- **The task**
From the records below, pull each line that has "repeats".
* Start Task material *
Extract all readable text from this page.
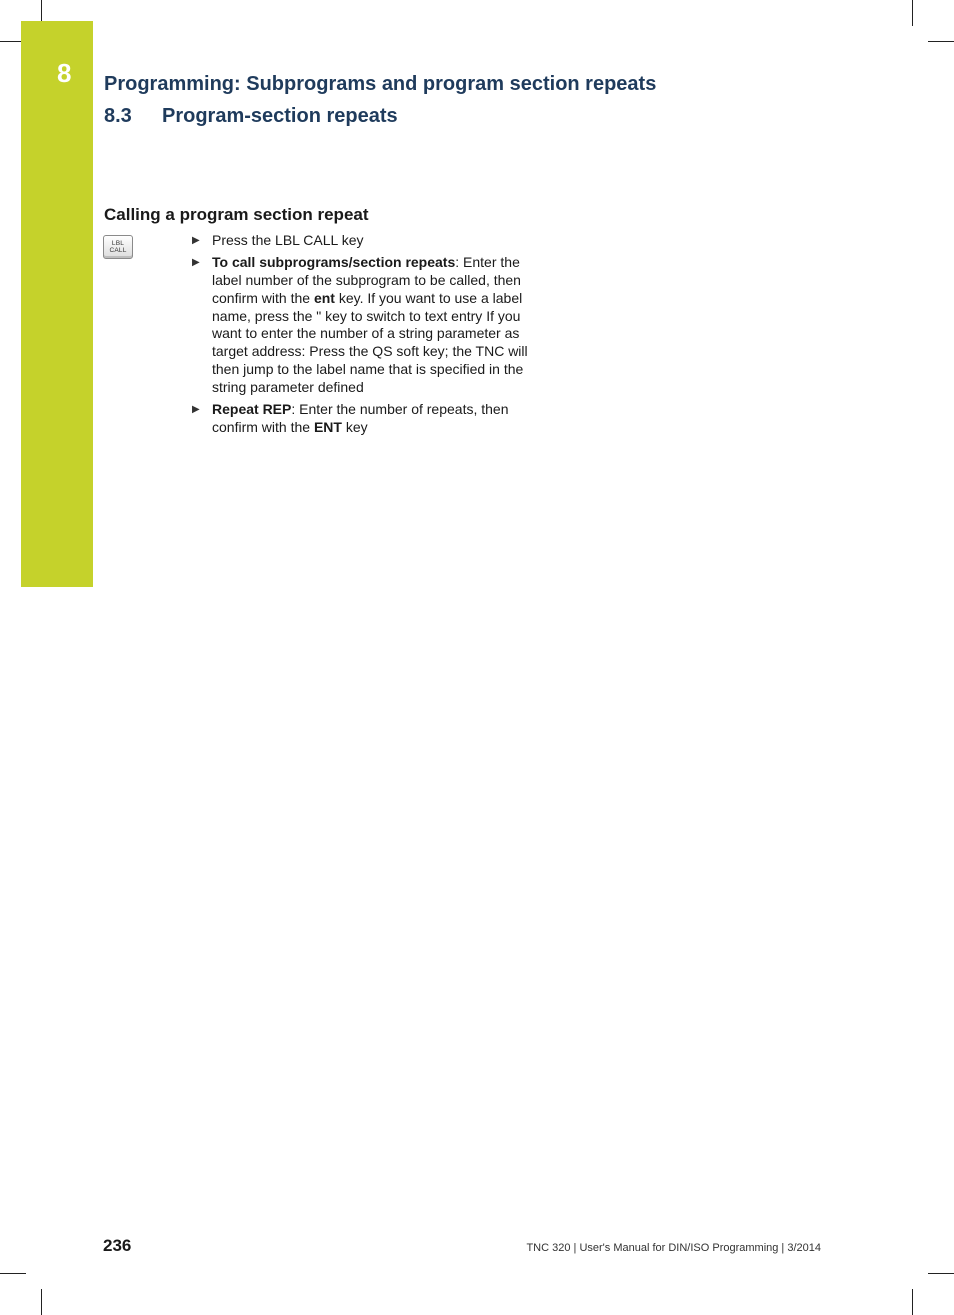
8	Programming: Subprograms and program section repeats
8.3 Program-section repeats
Calling a program section repeat
LBL
CALL
▶ Press the LBL CALL key
▶ To call subprograms/section repeats: Enter the label number of the subprogram to be called, then confirm with the ent key. If you want to use a label name, press the " key to switch to text entry If you want to enter the number of a string parameter as target address: Press the QS soft key; the TNC will then jump to the label name that is specified in the string parameter defined
▶ Repeat REP: Enter the number of repeats, then confirm with the ENT key
236	TNC 320 | User's Manual for DIN/ISO Programming | 3/2014
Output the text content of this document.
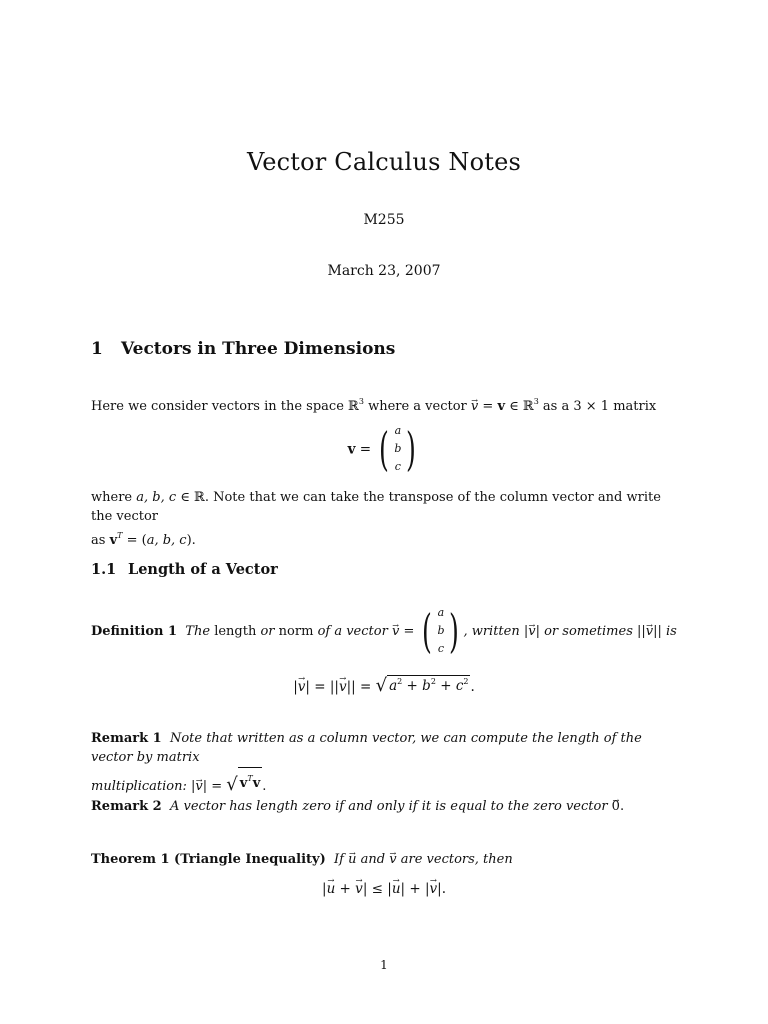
Vector Calculus Notes
M255
March 23, 2007
1 Vectors in Three Dimensions
Here we consider vectors in the space ℝ$^3$ where a vector v → = v ∈ ℝ$^3$ as a 3 × 1 matrix
v = ( a
b
c )
where a, b, c ∈ ℝ. Note that we can take the transpose of the column vector and write the vector
as $v^T = (a$, b, c).
1.1 Length of a Vector
Definition 1
The
length
or
norm
of a vector
v → = ( a
b
c ) , written | v → | or sometimes || v → || is
|v →| = ||v →|| = √ $a^2 + b^2 + c^2$ .
Remark 1 Note that written as a column vector, we can compute the length of the vector by matrix
multiplication: |v →| = √ $v^Tv$ .
Remark 2 A vector has length zero if and only if it is equal to the zero vector 0 →.
Theorem 1 (Triangle Inequality) If u → and v → are vectors, then
|u → + v →| ≤ |u →| + |v →|.
1
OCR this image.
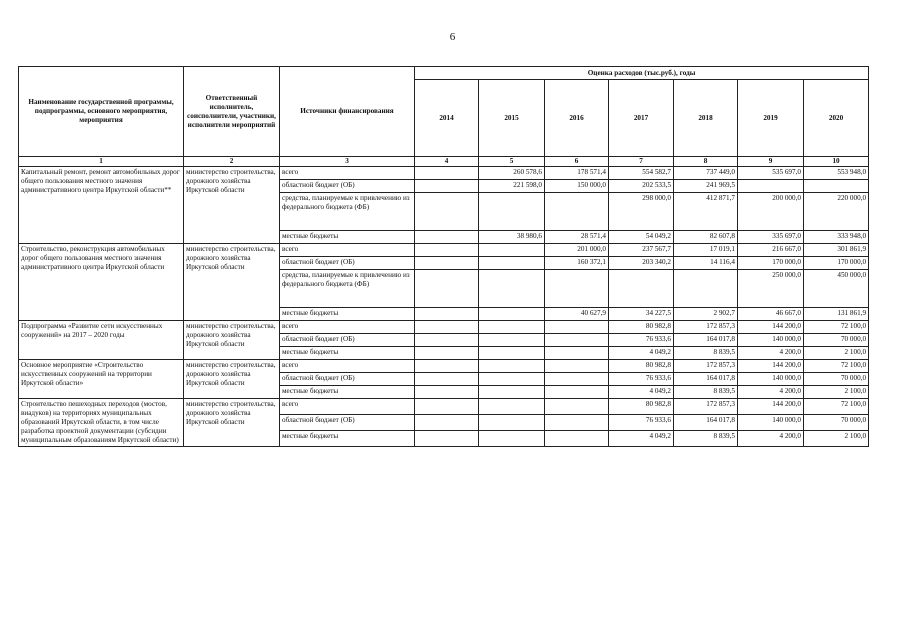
6
Наименование государственной программы, подпрограммы, основного мероприятия, мероприятия	Ответственный исполнитель, соисполнители, участники, исполнители мероприятий	Источники финансирования	Оценка расходов (тыс.руб.), годы						
			2014	2015	2016	2017	2018	2019	2020
1	2	3	4	5	6	7	8	9	10
Капитальный ремонт, ремонт автомобильных дорог общего пользования местного значения административного центра Иркутской области**	министерство строительства, дорожного хозяйства Иркутской области	всего		260 578,6	178 571,4	554 582,7	737 449,0	535 697,0	553 948,0
		областной бюджет (ОБ)		221 598,0	150 000,0	202 533,5	241 969,5		
		средства, планируемые к привлечению из федерального бюджета (ФБ)				298 000,0	412 871,7	200 000,0	220 000,0
		местные бюджеты		38 980,6	28 571,4	54 049,2	82 607,8	335 697,0	333 948,0
Строительство, реконструкция автомобильных дорог общего пользования местного значения административного центра Иркутской области	министерство строительства, дорожного хозяйства Иркутской области	всего			201 000,0	237 567,7	17 019,1	216 667,0	301 861,9
		областной бюджет (ОБ)			160 372,1	203 340,2	14 116,4	170 000,0	170 000,0
		средства, планируемые к привлечению из федерального бюджета (ФБ)						250 000,0	450 000,0
		местные бюджеты			40 627,9	34 227,5	2 902,7	46 667,0	131 861,9
Подпрограмма «Развитие сети искусственных сооружений» на 2017 – 2020 годы	министерство строительства, дорожного хозяйства Иркутской области	всего				80 982,8	172 857,3	144 200,0	72 100,0
		областной бюджет (ОБ)				76 933,6	164 017,8	140 000,0	70 000,0
		местные бюджеты				4 049,2	8 839,5	4 200,0	2 100,0
Основное мероприятие «Строительство искусственных сооружений на территории Иркутской области»	министерство строительства, дорожного хозяйства Иркутской области	всего				80 982,8	172 857,3	144 200,0	72 100,0
		областной бюджет (ОБ)				76 933,6	164 017,8	140 000,0	70 000,0
		местные бюджеты				4 049,2	8 839,5	4 200,0	2 100,0
Строительство пешеходных переходов (мостов, виадуков) на территориях муниципальных образований Иркутской области, в том числе разработка проектной документации (субсидии муниципальным образованиям Иркутской области)	министерство строительства, дорожного хозяйства Иркутской области	всего				80 982,8	172 857,3	144 200,0	72 100,0
		областной бюджет (ОБ)				76 933,6	164 017,8	140 000,0	70 000,0
		местные бюджеты				4 049,2	8 839,5	4 200,0	2 100,0
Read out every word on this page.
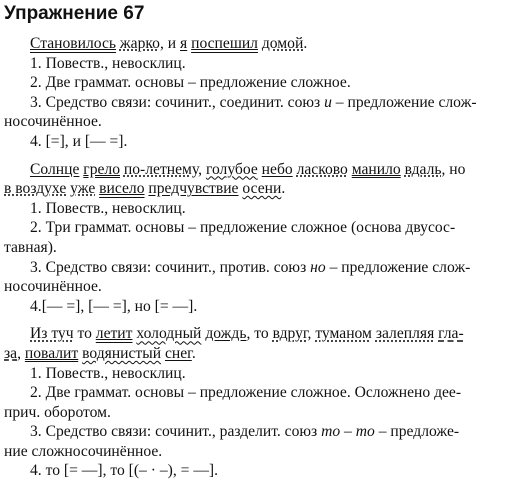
Упражнение 67
Становилось жарко, и я поспешил домой.
1. Повеств., невосклиц.
2. Две граммат. основы – предложение сложное.
3. Средство связи: сочинит., соединит. союз и – предложение слож-
носочинённое.
4. [=], и [— =].
Солнце грело по-летнему, голубое небо ласково манило вдаль, но
в воздухе уже висело предчувствие осени.
1. Повеств., невосклиц.
2. Три граммат. основы – предложение сложное (основа двусос-
тавная).
3. Средство связи: сочинит., против. союз но – предложение слож-
носочинённое.
4.[— =], [— =], но [= —].
Из туч то летит холодный дождь, то вдруг, туманом залепляя гла-
за, повалит водянистый снег.
1. Повеств., невосклиц.
2. Две граммат. основы – предложение сложное. Осложнено дее-
прич. оборотом.
3. Средство связи: сочинит., разделит. союз то – то – предложе-
ние сложносочинённое.
4. то [= —], то [(– · –), = —].
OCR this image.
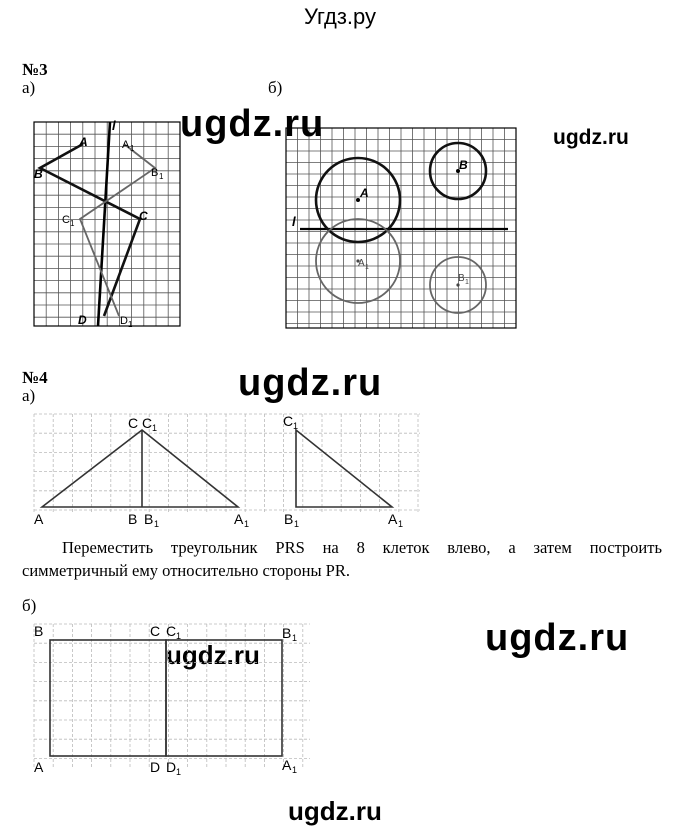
Угдз.ру
№3
а)	б)
l
A	A 1
B	B 1
C 1
C
D	D 1
l
A
B
A 1
B 1
ugdz.ru	ugdz.ru
ugdz.ru
ugdz.ru
ugdz.ru
ugdz.ru
№4
а)
C C 1	C 1
A	B B 1	A 1 B 1	A 1
Переместить треугольник PRS на 8 клеток влево, а затем построить
симметричный ему относительно стороны PR.
б)
B	C C 1	B 1
A	D D 1	A 1
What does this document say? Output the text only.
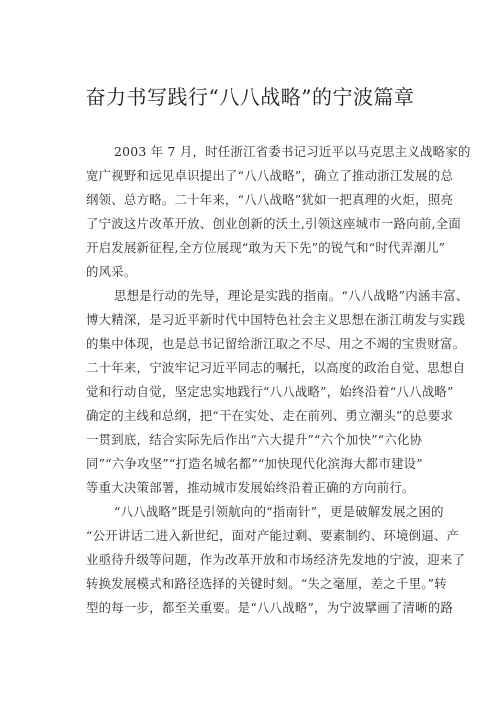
奋力书写践行“八八战略”的宁波篇章
2003 年 7 月，时任浙江省委书记习近平以马克思主义战略家的
宽广视野和远见卓识提出了“八八战略”，确立了推动浙江发展的总
纲领、总方略。二十年来，“八八战略”犹如一把真理的火炬，照亮
了宁波这片改革开放、创业创新的沃土,引领这座城市一路向前,全面
开启发展新征程,全方位展现“敢为天下先”的锐气和“时代弄潮儿”
的风采。
思想是行动的先导，理论是实践的指南。“八八战略”内涵丰富、
博大精深，是习近平新时代中国特色社会主义思想在浙江萌发与实践
的集中体现，也是总书记留给浙江取之不尽、用之不竭的宝贵财富。
二十年来，宁波牢记习近平同志的嘱托，以高度的政治自觉、思想自
觉和行动自觉，坚定忠实地践行“八八战略”，始终沿着“八八战略”
确定的主线和总纲，把“干在实处、走在前列、勇立潮头”的总要求
一贯到底，结合实际先后作出“六大提升”“六个加快”“六化协
同”“六争攻坚”“打造名城名都”“加快现代化滨海大都市建设”
等重大决策部署，推动城市发展始终沿着正确的方向前行。
“八八战略”既是引领航向的“指南针”，更是破解发展之困的
“公开讲话二进入新世纪，面对产能过剩、要素制约、环境倒逼、产
业亟待升级等问题，作为改革开放和市场经济先发地的宁波，迎来了
转换发展模式和路径选择的关键时刻。“失之毫厘，差之千里。”转
型的每一步，都至关重要。是“八八战略”，为宁波擘画了清晰的路
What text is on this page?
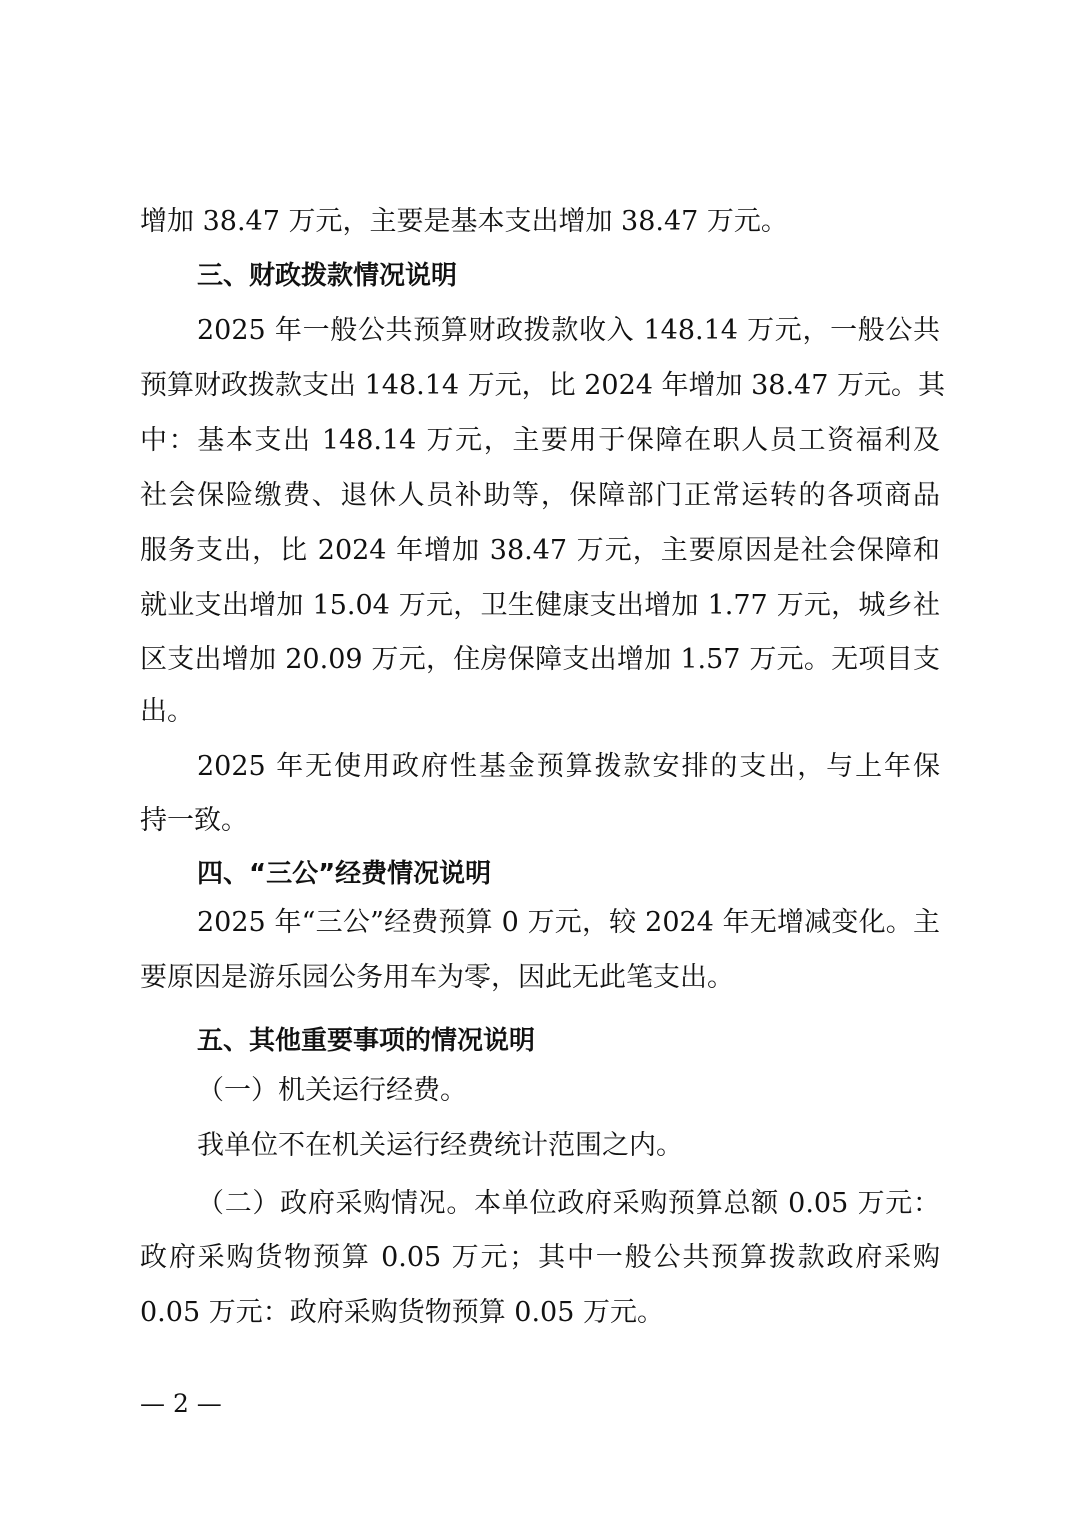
增加 38.47 万元，主要是基本支出增加 38.47 万元。
三、财政拨款情况说明
2025 年一般公共预算财政拨款收入 148.14 万元，一般公共
预算财政拨款支出 148.14 万元，比 2024 年增加 38.47 万元。其
中：基本支出 148.14 万元，主要用于保障在职人员工资福利及
社会保险缴费、退休人员补助等，保障部门正常运转的各项商品
服务支出，比 2024 年增加 38.47 万元，主要原因是社会保障和
就业支出增加 15.04 万元，卫生健康支出增加 1.77 万元，城乡社
区支出增加 20.09 万元，住房保障支出增加 1.57 万元。无项目支
出。
2025 年无使用政府性基金预算拨款安排的支出，与上年保
持一致。
四、“三公”经费情况说明
2025 年“三公”经费预算 0 万元，较 2024 年无增减变化。主
要原因是游乐园公务用车为零，因此无此笔支出。
五、其他重要事项的情况说明
（一）机关运行经费。
我单位不在机关运行经费统计范围之内。
（二）政府采购情况。本单位政府采购预算总额 0.05 万元：
政府采购货物预算 0.05 万元；其中一般公共预算拨款政府采购
0.05 万元：政府采购货物预算 0.05 万元。
— 2 —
* End Task material *
- **Right answer**
8	Programming: Subprograms and program section repeats
8.3 Program-section repeats
▶ To call subprograms/section repeats: Enter the label number of the subprogram to be called, then confirm with the ent key. If you want to use a label name, press the " key to switch to text entry If you want to enter the number of a string parameter as target address: Press the QS soft key; the TNC will then jump to the label name that is specified in the string parameter defined
▶ Repeat REP: Enter the number of repeats, then confirm with the ENT key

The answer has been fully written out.